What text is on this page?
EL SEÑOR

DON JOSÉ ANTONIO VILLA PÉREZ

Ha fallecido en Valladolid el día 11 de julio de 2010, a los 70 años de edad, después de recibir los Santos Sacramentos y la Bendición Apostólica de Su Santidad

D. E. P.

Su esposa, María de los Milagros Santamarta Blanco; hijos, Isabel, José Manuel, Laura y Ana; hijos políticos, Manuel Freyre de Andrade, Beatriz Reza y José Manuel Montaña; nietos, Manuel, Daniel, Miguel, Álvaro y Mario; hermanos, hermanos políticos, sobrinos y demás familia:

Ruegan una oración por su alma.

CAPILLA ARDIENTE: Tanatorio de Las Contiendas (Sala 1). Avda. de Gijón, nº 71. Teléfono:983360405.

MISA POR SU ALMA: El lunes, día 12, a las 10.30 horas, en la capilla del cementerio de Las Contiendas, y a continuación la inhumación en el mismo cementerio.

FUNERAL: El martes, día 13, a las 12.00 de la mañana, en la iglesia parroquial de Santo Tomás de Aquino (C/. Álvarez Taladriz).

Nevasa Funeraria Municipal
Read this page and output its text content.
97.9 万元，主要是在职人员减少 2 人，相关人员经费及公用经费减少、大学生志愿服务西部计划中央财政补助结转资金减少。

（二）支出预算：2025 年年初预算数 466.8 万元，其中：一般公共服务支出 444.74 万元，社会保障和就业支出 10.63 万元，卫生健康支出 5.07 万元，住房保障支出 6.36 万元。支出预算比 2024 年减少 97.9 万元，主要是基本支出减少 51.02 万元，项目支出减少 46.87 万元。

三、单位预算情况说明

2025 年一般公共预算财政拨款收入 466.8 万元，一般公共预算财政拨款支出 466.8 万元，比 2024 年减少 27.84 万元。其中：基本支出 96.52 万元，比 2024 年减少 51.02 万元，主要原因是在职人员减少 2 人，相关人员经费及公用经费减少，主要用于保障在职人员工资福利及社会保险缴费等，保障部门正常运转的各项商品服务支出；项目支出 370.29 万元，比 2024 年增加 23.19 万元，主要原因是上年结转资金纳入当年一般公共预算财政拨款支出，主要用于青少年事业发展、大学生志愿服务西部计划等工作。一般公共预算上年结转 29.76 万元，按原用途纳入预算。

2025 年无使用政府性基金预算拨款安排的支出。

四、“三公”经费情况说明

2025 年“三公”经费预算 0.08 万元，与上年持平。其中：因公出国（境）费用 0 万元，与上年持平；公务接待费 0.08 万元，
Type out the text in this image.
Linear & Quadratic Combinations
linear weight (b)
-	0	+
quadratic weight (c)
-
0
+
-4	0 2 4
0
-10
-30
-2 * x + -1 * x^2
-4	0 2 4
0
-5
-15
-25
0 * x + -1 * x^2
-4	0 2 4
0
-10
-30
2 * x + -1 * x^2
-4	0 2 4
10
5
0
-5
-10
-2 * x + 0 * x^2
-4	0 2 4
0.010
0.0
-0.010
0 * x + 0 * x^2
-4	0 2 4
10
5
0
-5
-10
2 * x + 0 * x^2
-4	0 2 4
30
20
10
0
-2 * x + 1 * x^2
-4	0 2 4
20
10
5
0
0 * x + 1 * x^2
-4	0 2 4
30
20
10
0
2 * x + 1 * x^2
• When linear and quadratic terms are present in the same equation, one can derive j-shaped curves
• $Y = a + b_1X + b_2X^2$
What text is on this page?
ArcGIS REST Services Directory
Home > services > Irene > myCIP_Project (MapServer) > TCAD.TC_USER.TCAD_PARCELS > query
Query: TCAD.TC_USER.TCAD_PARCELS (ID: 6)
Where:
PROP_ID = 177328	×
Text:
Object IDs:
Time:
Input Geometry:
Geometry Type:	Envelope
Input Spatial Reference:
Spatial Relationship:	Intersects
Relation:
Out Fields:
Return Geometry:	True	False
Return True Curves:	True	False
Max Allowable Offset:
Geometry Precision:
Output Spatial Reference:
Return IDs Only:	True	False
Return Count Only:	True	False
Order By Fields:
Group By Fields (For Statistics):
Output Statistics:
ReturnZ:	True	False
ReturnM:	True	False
-----
DESCRIPTION OF THE TASK
Reproduce all the data word for word.

RESPONSE TO THE EXERCISE
What text is on this page?
EL SEÑOR

DON JOSÉ ANTONIO VILLA PÉREZ

Ha fallecido en Valladolid el día 11 de julio de 2010, a los 70 años de edad, después de recibir los Santos Sacramentos y la Bendición Apostólica de Su Santidad

D. E. P.

Su esposa, María de los Milagros Santamarta Blanco; hijos, Isabel, José Manuel, Laura y Ana; hijos políticos, Manuel Freyre de Andrade, Beatriz Reza y José Manuel Montaña; nietos, Manuel, Daniel, Miguel, Álvaro y Mario; hermanos, hermanos políticos, sobrinos y demás familia:

Ruegan una oración por su alma.

CAPILLA ARDIENTE: Tanatorio de Las Contiendas (Sala 1). Avda. de Gijón, nº 71. Teléfono:983360405.

MISA POR SU ALMA: El lunes, día 12, a las 10.30 horas, en la capilla del cementerio de Las Contiendas, y a continuación la inhumación en el mismo cementerio.

FUNERAL: El martes, día 13, a las 12.00 de la mañana, en la iglesia parroquial de Santo Tomás de Aquino (C/. Álvarez Taladriz).

Nevasa Funeraria Municipal
Read this page and output its text content.
97.9 万元，主要是在职人员减少 2 人，相关人员经费及公用经费减少、大学生志愿服务西部计划中央财政补助结转资金减少。

（二）支出预算：2025 年年初预算数 466.8 万元，其中：一般公共服务支出 444.74 万元，社会保障和就业支出 10.63 万元，卫生健康支出 5.07 万元，住房保障支出 6.36 万元。支出预算比 2024 年减少 97.9 万元，主要是基本支出减少 51.02 万元，项目支出减少 46.87 万元。

三、单位预算情况说明

2025 年一般公共预算财政拨款收入 466.8 万元，一般公共预算财政拨款支出 466.8 万元，比 2024 年减少 27.84 万元。其中：基本支出 96.52 万元，比 2024 年减少 51.02 万元，主要原因是在职人员减少 2 人，相关人员经费及公用经费减少，主要用于保障在职人员工资福利及社会保险缴费等，保障部门正常运转的各项商品服务支出；项目支出 370.29 万元，比 2024 年增加 23.19 万元，主要原因是上年结转资金纳入当年一般公共预算财政拨款支出，主要用于青少年事业发展、大学生志愿服务西部计划等工作。一般公共预算上年结转 29.76 万元，按原用途纳入预算。

2025 年无使用政府性基金预算拨款安排的支出。

四、“三公”经费情况说明

2025 年“三公”经费预算 0.08 万元，与上年持平。其中：因公出国（境）费用 0 万元，与上年持平；公务接待费 0.08 万元，
Type out the text in this image.
Linear & Quadratic Combinations
linear weight (b)
-	0	+
quadratic weight (c)
-
0
+
-4	0 2 4
0
-10
-30
-2 * x + -1 * x^2
-4	0 2 4
0
-5
-15
-25
0 * x + -1 * x^2
-4	0 2 4
0
-10
-30
2 * x + -1 * x^2
-4	0 2 4
10
5
0
-5
-10
-2 * x + 0 * x^2
-4	0 2 4
0.010
0.0
-0.010
0 * x + 0 * x^2
-4	0 2 4
10
5
0
-5
-10
2 * x + 0 * x^2
-4	0 2 4
30
20
10
0
-2 * x + 1 * x^2
-4	0 2 4
20
10
5
0
0 * x + 1 * x^2
-4	0 2 4
30
20
10
0
2 * x + 1 * x^2
• When linear and quadratic terms are present in the same equation, one can derive j-shaped curves
• $Y = a + b_1X + b_2X^2$
What text is on this page?
ArcGIS REST Services Directory
Home > services > Irene > myCIP_Project (MapServer) > TCAD.TC_USER.TCAD_PARCELS > query
Query: TCAD.TC_USER.TCAD_PARCELS (ID: 6)
Where:
PROP_ID = 177328	×
Text:
Object IDs:
Time:
Input Geometry:
Geometry Type:	Envelope
Input Spatial Reference:
Spatial Relationship:	Intersects
Relation:
Out Fields:
Return Geometry:	True	False
Return True Curves:	True	False
Max Allowable Offset:
Geometry Precision:
Output Spatial Reference:
Return IDs Only:	True	False
Return Count Only:	True	False
Order By Fields:
Group By Fields (For Statistics):
Output Statistics:
ReturnZ:	True	False
ReturnM:	True	False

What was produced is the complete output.